* **THE REQUEST**: Verbatim output of all the material below is required.
#### ENTRIES SUPPLIED
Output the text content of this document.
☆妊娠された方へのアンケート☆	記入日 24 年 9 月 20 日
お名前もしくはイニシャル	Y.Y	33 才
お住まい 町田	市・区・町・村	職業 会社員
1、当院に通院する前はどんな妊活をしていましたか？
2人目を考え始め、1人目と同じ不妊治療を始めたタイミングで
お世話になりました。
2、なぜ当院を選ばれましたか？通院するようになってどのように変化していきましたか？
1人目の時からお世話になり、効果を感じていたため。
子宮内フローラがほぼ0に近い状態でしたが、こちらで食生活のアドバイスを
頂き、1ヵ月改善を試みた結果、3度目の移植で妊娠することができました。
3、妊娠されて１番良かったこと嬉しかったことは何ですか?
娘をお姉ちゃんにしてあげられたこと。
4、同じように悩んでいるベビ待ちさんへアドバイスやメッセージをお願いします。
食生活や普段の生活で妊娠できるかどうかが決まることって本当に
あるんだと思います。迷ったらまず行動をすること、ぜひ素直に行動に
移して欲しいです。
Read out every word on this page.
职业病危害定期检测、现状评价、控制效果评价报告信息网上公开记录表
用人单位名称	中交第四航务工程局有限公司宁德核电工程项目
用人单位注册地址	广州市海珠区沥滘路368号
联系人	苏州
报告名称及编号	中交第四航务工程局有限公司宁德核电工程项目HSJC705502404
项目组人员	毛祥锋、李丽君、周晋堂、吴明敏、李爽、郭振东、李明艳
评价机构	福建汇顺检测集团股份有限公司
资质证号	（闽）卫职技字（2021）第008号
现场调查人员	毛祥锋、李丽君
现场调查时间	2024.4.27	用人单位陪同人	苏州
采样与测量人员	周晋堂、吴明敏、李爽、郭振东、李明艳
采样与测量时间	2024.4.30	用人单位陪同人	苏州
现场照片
########
* **EXERCISE RESULT**:
Output the text content of this document.
☆妊娠された方へのアンケート☆	記入日 24 年 9 月 20 日
お名前もしくはイニシャル	Y.Y	33 才
お住まい 町田	市・区・町・村	職業 会社員
1、当院に通院する前はどんな妊活をしていましたか？
2人目を考え始め、1人目と同じ不妊治療を始めたタイミングで
お世話になりました。
2、なぜ当院を選ばれましたか？通院するようになってどのように変化していきましたか？
1人目の時からお世話になり、効果を感じていたため。
子宮内フローラがほぼ0に近い状態でしたが、こちらで食生活のアドバイスを
頂き、1ヵ月改善を試みた結果、3度目の移植で妊娠することができました。
3、妊娠されて１番良かったこと嬉しかったことは何ですか?
娘をお姉ちゃんにしてあげられたこと。
4、同じように悩んでいるベビ待ちさんへアドバイスやメッセージをお願いします。
食生活や普段の生活で妊娠できるかどうかが決まることって本当に
あるんだと思います。迷ったらまず行動をすること、ぜひ素直に行動に
移して欲しいです。
Read out every word on this page.
职业病危害定期检测、现状评价、控制效果评价报告信息网上公开记录表
用人单位名称	中交第四航务工程局有限公司宁德核电工程项目
用人单位注册地址	广州市海珠区沥滘路368号
联系人	苏州
报告名称及编号	中交第四航务工程局有限公司宁德核电工程项目HSJC705502404
项目组人员	毛祥锋、李丽君、周晋堂、吴明敏、李爽、郭振东、李明艳
评价机构	福建汇顺检测集团股份有限公司
资质证号	（闽）卫职技字（2021）第008号
现场调查人员	毛祥锋、李丽君
现场调查时间	2024.4.27	用人单位陪同人	苏州
采样与测量人员	周晋堂、吴明敏、李爽、郭振东、李明艳
采样与测量时间	2024.4.30	用人单位陪同人	苏州
现场照片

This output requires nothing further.